::: Records provided :::
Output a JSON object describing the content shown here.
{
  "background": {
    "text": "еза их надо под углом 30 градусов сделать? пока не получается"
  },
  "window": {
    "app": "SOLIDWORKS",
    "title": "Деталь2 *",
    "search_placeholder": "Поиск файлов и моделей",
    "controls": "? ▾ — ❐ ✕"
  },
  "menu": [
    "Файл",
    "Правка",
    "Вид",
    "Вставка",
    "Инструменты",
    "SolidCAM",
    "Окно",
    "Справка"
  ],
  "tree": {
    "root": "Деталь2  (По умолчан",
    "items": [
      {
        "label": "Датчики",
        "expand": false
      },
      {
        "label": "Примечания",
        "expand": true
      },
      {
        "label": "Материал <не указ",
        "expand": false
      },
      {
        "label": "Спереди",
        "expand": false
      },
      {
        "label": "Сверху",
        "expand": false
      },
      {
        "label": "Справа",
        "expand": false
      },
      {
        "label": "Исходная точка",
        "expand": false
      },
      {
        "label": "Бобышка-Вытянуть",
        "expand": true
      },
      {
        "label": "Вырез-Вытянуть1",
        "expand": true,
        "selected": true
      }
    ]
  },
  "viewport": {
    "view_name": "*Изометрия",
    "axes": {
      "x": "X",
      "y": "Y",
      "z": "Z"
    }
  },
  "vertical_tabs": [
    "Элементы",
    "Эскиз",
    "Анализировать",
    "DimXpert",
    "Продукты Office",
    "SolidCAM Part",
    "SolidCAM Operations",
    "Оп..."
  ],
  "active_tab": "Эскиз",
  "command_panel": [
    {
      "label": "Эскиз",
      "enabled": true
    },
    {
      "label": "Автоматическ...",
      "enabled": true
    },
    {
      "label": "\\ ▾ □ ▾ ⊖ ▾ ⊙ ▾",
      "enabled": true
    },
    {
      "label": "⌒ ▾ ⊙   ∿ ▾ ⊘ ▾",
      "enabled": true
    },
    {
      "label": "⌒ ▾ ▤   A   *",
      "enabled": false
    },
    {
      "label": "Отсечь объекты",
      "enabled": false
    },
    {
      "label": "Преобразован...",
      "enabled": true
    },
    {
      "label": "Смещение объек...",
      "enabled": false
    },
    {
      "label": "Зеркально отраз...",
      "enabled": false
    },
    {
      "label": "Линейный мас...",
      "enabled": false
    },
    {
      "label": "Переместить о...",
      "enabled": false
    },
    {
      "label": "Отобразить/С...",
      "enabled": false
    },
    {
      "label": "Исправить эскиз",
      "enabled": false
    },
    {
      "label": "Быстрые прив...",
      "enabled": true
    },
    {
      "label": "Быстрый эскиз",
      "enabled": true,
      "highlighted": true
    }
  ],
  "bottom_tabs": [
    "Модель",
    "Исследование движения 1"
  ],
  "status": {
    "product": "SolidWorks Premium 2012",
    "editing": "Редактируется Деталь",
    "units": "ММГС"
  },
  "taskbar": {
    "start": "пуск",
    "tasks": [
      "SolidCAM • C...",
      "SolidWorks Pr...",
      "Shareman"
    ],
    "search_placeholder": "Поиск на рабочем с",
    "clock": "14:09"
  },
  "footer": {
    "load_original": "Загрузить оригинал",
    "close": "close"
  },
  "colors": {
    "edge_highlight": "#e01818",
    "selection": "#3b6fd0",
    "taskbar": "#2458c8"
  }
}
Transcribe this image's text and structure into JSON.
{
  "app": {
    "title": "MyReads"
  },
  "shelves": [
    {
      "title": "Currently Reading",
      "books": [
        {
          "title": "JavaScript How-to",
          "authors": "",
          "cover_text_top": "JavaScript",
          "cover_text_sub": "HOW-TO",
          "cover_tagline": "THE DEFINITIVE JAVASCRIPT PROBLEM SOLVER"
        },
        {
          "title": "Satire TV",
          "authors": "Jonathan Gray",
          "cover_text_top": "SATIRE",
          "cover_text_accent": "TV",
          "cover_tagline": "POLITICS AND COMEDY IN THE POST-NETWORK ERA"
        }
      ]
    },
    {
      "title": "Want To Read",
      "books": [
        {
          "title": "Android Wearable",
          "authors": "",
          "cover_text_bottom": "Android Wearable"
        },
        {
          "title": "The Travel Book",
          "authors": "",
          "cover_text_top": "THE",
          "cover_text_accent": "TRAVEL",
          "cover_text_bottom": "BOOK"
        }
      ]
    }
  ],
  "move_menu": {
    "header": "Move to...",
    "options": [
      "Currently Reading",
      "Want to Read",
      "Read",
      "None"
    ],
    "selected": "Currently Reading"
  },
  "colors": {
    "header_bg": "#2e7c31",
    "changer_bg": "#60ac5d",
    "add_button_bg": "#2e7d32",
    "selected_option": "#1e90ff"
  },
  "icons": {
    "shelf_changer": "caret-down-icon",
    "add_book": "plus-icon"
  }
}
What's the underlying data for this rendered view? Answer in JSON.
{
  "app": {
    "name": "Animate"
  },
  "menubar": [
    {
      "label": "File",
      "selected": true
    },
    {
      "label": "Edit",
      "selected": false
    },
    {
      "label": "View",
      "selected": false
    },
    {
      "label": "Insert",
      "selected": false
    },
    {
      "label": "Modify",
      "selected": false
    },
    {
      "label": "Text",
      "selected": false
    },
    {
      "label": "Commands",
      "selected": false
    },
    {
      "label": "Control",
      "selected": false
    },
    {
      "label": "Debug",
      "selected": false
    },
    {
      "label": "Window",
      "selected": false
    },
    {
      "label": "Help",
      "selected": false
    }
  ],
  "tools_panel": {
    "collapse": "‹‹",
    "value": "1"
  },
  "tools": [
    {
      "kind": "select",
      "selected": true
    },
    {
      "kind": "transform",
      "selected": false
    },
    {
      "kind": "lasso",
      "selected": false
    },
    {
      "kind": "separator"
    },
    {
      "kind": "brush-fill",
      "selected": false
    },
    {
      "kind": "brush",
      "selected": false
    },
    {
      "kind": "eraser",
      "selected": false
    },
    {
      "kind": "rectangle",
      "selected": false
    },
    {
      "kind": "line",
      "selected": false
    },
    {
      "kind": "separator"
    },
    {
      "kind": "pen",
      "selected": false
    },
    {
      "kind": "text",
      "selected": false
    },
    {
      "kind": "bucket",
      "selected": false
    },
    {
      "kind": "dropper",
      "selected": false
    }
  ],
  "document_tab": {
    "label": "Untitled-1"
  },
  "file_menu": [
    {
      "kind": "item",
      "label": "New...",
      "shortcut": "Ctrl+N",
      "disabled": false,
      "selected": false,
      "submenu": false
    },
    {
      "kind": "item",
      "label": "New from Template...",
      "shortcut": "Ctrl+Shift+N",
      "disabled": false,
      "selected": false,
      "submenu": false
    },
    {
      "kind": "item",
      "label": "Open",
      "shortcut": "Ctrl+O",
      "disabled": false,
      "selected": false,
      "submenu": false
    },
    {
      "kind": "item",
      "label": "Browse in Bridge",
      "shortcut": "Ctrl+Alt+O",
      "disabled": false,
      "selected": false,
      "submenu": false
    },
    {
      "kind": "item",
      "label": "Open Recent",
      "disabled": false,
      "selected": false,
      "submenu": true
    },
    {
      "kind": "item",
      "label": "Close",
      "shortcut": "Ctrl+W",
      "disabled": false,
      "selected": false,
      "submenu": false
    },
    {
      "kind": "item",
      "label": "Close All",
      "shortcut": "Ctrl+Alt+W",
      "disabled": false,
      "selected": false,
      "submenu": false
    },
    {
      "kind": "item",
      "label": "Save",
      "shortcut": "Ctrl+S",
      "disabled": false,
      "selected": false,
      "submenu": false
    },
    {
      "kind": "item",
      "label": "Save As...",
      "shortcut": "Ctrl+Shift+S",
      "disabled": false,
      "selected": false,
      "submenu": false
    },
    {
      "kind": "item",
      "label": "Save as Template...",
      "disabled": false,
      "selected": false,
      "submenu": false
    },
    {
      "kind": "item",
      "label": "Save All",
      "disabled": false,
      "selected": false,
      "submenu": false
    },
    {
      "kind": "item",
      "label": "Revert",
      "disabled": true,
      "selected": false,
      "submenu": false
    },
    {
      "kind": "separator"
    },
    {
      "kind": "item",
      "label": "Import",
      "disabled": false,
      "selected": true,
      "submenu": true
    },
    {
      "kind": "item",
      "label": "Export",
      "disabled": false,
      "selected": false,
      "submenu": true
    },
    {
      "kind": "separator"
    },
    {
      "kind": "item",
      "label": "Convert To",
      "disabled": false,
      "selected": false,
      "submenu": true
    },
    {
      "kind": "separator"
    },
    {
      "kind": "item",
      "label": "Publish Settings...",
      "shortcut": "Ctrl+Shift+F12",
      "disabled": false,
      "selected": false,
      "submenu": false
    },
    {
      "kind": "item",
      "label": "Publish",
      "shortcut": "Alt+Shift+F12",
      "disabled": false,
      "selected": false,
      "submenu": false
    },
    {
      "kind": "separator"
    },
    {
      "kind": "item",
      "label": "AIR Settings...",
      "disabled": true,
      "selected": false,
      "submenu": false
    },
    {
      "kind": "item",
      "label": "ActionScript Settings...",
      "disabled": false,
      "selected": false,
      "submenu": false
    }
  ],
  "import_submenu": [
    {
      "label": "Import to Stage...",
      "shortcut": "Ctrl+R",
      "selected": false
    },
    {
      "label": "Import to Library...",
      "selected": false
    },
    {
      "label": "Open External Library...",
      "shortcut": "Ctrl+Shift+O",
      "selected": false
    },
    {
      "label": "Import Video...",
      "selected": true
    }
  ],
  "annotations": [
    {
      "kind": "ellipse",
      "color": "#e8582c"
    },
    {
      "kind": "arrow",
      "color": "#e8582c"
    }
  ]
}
:::
§ **Task to carry out**: Using the listing above, work out how many of its lines include "Currently", and give only the result.

§ **Solution to this exercise**: 3